WHAT YOU HAVE TO DO → Show all lines from the listing below that contain "cost".

------------

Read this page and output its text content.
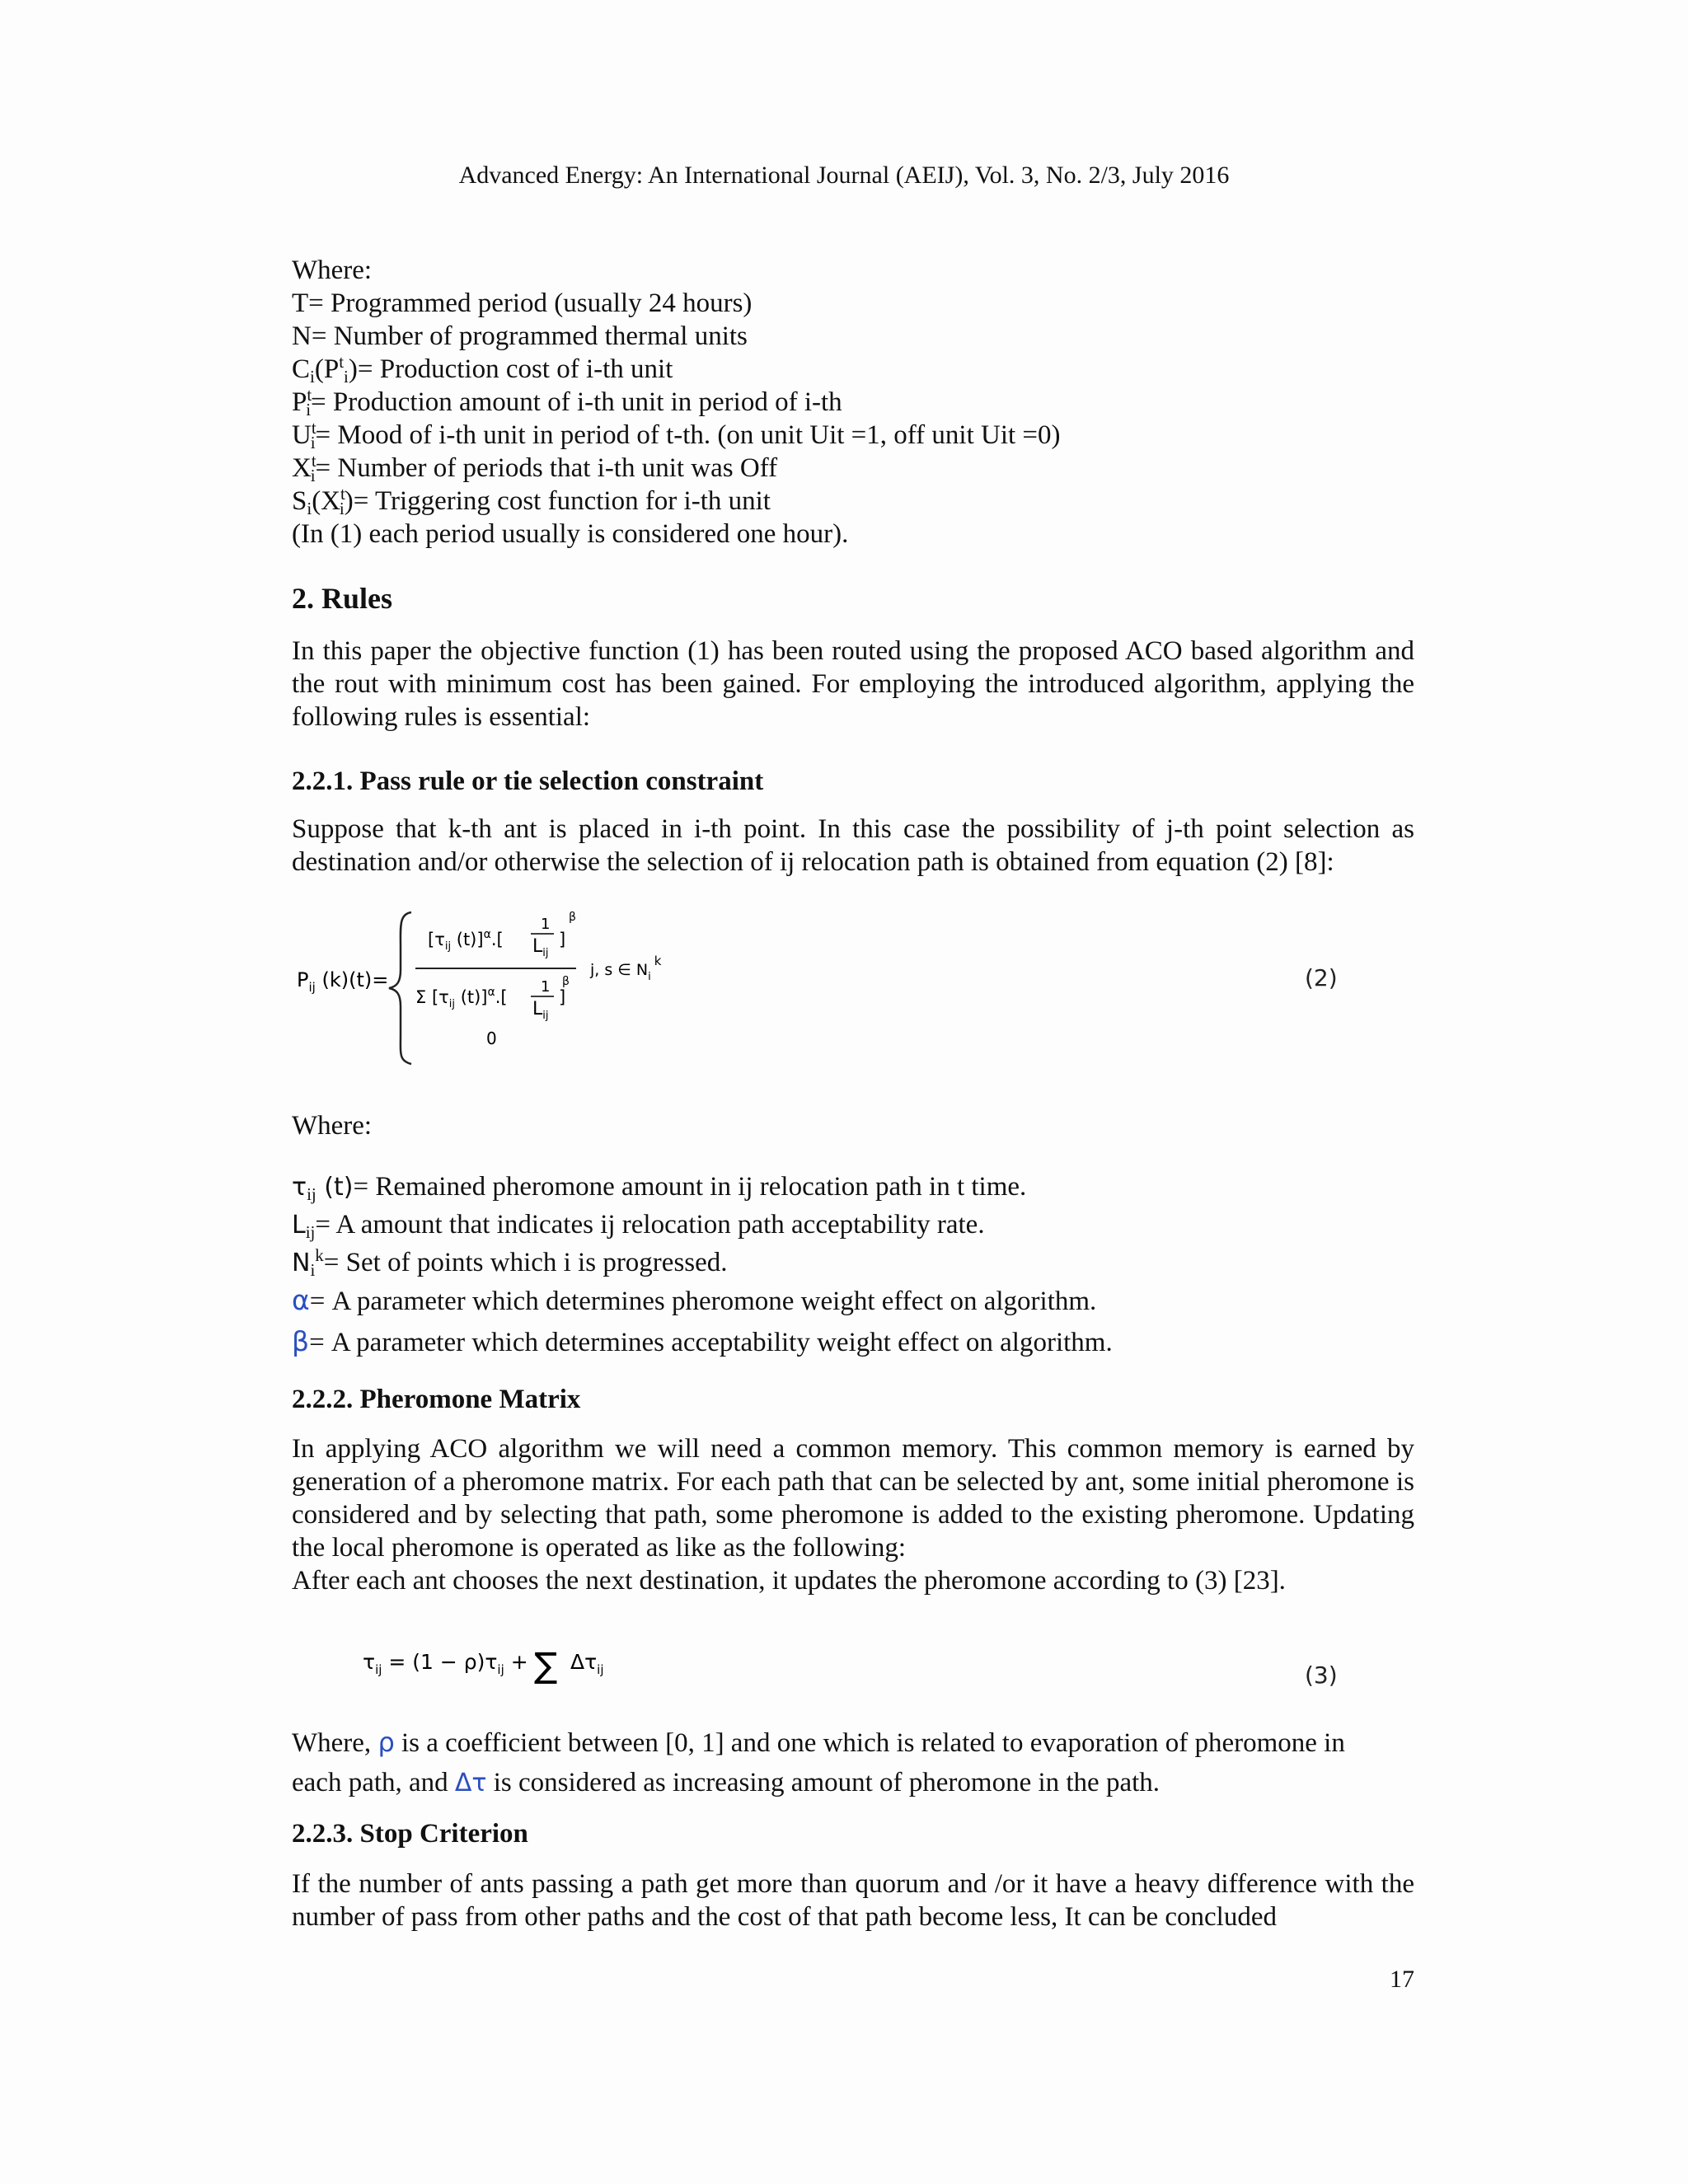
Advanced Energy: An International Journal (AEIJ), Vol. 3, No. 2/3, July 2016
Where:
T= Programmed period (usually 24 hours)
N= Number of programmed thermal units
$C_i(P^t_i)=$ Production cost of i-th unit
$P^t_i=$ Production amount of i-th unit in period of i-th
$U^t_i=$ Mood of i-th unit in period of t-th. (on unit Uit =1, off unit Uit =0)
$X^t_i=$ Number of periods that i-th unit was Off
$S_i(X^t_i)=$ Triggering cost function for i-th unit
(In (1) each period usually is considered one hour).
2. Rules
In this paper the objective function (1) has been routed using the proposed ACO based algorithm and the rout with minimum cost has been gained. For employing the introduced algorithm, applying the following rules is essential:
2.2.1. Pass rule or tie selection constraint
Suppose that k-th ant is placed in i-th point. In this case the possibility of j-th point selection as destination and/or otherwise the selection of ij relocation path is obtained from equation (2) [8]:
$P_{ij}$ (k)(t)=
[$\tau_{ij}$ (t)]$^\alpha$.[
1
$L_{ij}$
]
β
Σ [$\tau_{ij}$ (t)]$^\alpha$.[
1
$L_{ij}$
]
β
0
j, s ∈ $N_i^k$
(2)
Where:
$\tau_{ij}$ (t)= Remained pheromone amount in ij relocation path in t time.
$L_{ij}= A$ amount that indicates ij relocation path acceptability rate.
$N_i^k=$ Set of points which i is progressed.
α= A parameter which determines pheromone weight effect on algorithm.
β= A parameter which determines acceptability weight effect on algorithm.
2.2.2. Pheromone Matrix
In applying ACO algorithm we will need a common memory. This common memory is earned by generation of a pheromone matrix. For each path that can be selected by ant, some initial pheromone is considered and by selecting that path, some pheromone is added to the existing pheromone. Updating the local pheromone is operated as like as the following:
After each ant chooses the next destination, it updates the pheromone according to (3) [23].
$\tau_{ij} = (1 - \rho)\tau_{ij}$ + ∑ $\Delta\tau_{ij}$	(3)
Where, ρ is a coefficient between [0, 1] and one which is related to evaporation of pheromone in
each path, and Δτ is considered as increasing amount of pheromone in the path.
2.2.3. Stop Criterion
If the number of ants passing a path get more than quorum and /or it have a heavy difference with the number of pass from other paths and the cost of that path become less, It can be concluded
17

------------

RESPONSE FOR THIS EXERCISE →
$C_i(P^t_i)=$ Production cost of i-th unit
$S_i(X^t_i)=$ Triggering cost function for i-th unit
In this paper the objective function (1) has been routed using the proposed ACO based algorithm and the rout with minimum cost has been gained. For employing the introduced algorithm, applying the following rules is essential:
If the number of ants passing a path get more than quorum and /or it have a heavy difference with the number of pass from other paths and the cost of that path become less, It can be concluded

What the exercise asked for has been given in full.